# REQUEST
Search the listing for "need" and copy every line where it appears.

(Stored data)
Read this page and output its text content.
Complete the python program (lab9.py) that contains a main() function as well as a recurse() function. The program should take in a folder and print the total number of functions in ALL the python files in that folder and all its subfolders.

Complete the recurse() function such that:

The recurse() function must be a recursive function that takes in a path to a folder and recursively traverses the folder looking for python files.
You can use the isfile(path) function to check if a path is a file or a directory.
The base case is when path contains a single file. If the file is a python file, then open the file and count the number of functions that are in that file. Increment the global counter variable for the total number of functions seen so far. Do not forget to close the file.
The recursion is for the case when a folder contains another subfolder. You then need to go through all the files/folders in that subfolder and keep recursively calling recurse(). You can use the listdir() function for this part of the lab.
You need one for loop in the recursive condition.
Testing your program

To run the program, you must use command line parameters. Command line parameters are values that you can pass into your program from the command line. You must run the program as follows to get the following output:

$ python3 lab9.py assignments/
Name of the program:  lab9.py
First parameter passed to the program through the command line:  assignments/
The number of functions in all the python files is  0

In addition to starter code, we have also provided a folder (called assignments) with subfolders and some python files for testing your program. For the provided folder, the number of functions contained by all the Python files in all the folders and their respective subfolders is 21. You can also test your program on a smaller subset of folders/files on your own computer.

# THE REPLY
The recursion is for the case when a folder contains another subfolder. You then need to go through all the files/folders in that subfolder and keep recursively calling recurse(). You can use the listdir() function for this part of the lab.
You need one for loop in the recursive condition.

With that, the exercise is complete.